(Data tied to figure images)
## start

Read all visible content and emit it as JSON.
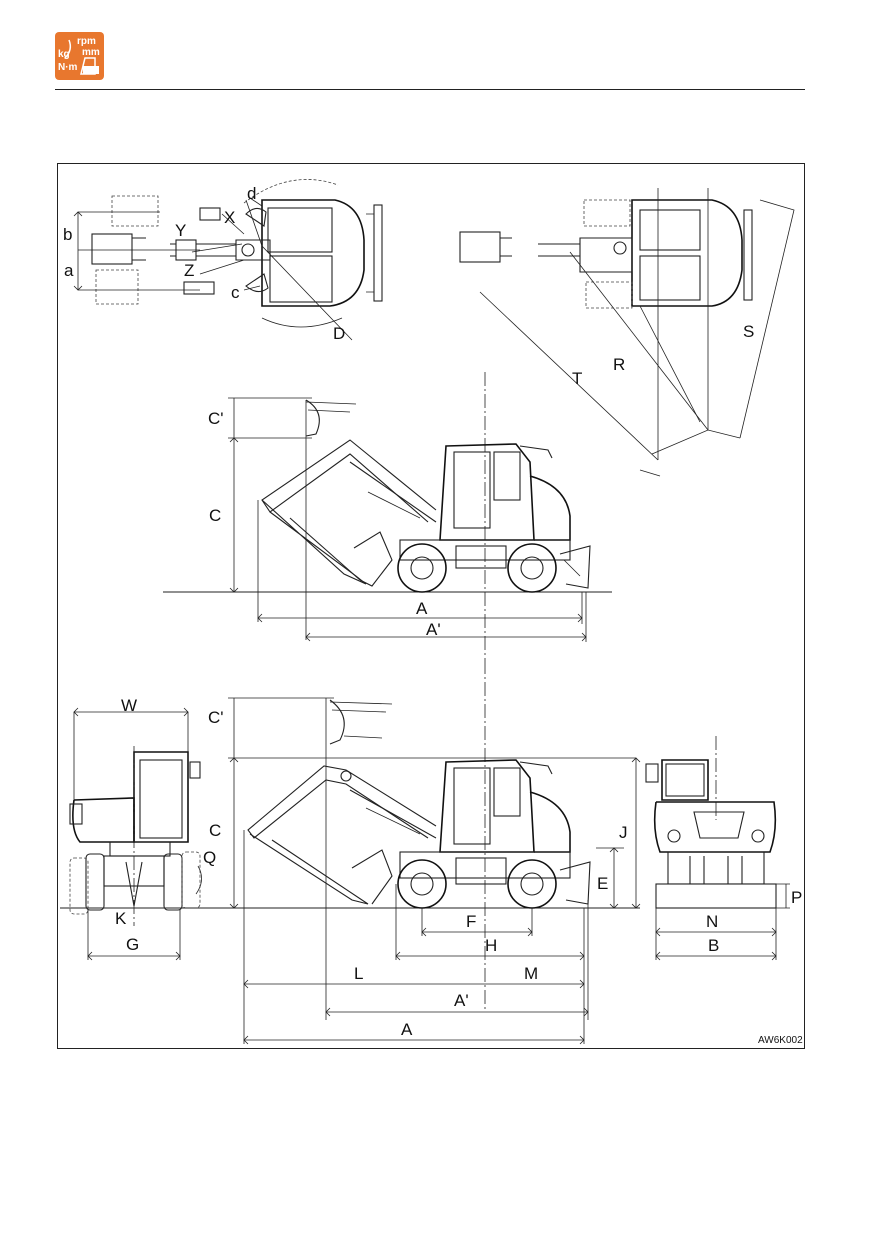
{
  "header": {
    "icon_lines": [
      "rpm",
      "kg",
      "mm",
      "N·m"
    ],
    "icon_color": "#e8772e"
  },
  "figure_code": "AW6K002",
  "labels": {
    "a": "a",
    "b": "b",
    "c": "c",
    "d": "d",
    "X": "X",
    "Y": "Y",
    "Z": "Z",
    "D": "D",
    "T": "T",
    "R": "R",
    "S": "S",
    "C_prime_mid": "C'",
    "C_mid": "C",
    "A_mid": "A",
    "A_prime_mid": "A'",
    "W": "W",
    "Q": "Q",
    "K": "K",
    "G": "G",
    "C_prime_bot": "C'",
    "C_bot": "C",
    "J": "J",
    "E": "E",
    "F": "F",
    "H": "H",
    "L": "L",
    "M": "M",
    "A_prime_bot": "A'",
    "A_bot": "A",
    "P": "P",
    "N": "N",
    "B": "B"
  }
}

## end

• **What the task requires**
Transcribe the whole listing exactly. Pictures are excluded.

• **Answer for this exercise**
Read all visible content and emit it as JSON.
{
  "header": {
    "icon_lines": [
      "rpm",
      "kg",
      "mm",
      "N·m"
    ],
    "icon_color": "#e8772e"
  },
  "figure_code": "AW6K002",
  "labels": {
    "a": "a",
    "b": "b",
    "c": "c",
    "d": "d",
    "X": "X",
    "Y": "Y",
    "Z": "Z",
    "D": "D",
    "T": "T",
    "R": "R",
    "S": "S",
    "C_prime_mid": "C'",
    "C_mid": "C",
    "A_mid": "A",
    "A_prime_mid": "A'",
    "W": "W",
    "Q": "Q",
    "K": "K",
    "G": "G",
    "C_prime_bot": "C'",
    "C_bot": "C",
    "J": "J",
    "E": "E",
    "F": "F",
    "H": "H",
    "L": "L",
    "M": "M",
    "A_prime_bot": "A'",
    "A_bot": "A",
    "P": "P",
    "N": "N",
    "B": "B"
  }
}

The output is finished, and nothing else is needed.